— Instructions for the task —
Extract each line containing the string "orange".
——
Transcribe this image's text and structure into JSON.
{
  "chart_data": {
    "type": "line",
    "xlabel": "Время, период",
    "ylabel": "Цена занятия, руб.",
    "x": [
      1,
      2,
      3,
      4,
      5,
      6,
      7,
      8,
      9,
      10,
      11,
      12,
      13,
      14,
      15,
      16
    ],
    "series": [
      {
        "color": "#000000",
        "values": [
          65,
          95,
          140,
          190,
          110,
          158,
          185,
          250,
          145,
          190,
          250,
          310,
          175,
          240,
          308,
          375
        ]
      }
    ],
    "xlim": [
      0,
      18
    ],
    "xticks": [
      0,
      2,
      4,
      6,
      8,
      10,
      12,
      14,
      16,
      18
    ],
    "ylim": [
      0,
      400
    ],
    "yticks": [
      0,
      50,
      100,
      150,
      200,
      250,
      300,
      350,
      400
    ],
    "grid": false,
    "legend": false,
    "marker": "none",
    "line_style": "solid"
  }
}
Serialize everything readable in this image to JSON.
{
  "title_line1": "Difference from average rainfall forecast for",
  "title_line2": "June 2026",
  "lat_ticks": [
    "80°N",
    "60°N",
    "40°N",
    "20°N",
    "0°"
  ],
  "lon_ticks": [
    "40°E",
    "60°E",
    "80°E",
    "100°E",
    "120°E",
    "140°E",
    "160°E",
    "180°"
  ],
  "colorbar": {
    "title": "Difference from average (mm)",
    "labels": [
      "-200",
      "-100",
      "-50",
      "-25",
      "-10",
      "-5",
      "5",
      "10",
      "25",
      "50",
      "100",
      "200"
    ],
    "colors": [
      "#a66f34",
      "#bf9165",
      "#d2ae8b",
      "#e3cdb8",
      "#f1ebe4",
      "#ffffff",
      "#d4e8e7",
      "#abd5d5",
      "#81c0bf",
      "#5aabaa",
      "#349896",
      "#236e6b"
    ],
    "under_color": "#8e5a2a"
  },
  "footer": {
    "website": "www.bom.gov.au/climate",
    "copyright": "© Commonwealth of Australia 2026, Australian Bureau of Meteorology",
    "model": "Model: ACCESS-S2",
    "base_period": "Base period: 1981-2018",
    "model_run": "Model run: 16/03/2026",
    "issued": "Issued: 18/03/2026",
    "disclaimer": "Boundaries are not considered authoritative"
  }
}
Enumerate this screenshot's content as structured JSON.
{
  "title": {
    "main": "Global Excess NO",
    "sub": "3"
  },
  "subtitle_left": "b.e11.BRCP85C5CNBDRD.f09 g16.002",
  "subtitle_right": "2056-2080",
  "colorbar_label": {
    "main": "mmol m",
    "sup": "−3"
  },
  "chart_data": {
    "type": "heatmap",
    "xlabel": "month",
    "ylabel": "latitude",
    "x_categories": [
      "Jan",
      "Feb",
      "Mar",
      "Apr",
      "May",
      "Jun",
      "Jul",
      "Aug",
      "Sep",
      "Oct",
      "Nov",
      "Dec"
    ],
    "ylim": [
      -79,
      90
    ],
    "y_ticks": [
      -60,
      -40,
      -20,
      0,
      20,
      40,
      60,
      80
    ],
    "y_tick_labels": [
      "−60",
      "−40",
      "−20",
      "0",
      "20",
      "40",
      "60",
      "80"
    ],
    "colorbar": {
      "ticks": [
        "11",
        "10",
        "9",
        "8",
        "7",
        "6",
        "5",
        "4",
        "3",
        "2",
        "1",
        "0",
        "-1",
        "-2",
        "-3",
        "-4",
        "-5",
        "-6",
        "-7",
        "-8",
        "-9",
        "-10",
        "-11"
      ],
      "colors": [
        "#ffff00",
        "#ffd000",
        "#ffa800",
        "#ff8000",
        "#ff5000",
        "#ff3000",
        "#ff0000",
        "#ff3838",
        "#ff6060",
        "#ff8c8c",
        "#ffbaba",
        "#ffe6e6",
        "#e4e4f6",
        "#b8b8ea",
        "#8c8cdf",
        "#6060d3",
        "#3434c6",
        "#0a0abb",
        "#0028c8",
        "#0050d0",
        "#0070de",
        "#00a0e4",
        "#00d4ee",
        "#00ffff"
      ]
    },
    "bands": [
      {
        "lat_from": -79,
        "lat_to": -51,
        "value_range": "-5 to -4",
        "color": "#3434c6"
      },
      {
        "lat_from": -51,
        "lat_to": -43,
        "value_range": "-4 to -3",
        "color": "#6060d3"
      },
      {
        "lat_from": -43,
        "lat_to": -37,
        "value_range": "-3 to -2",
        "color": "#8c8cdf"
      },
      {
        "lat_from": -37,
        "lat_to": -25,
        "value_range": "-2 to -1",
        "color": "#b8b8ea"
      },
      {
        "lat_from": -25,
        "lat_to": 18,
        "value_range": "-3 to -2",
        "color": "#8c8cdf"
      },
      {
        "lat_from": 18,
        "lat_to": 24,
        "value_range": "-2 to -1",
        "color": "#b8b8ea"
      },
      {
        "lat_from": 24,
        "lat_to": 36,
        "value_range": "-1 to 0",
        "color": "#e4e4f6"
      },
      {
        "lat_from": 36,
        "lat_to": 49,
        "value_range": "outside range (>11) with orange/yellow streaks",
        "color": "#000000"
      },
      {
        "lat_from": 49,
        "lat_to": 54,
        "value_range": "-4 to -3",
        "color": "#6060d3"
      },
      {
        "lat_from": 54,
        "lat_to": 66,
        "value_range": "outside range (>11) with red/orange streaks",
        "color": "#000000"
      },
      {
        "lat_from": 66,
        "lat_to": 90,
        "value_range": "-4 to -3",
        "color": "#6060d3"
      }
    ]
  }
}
——
— Response to this exercise —
        "value_range": "outside range (>11) with orange/yellow streaks",
        "value_range": "outside range (>11) with red/orange streaks",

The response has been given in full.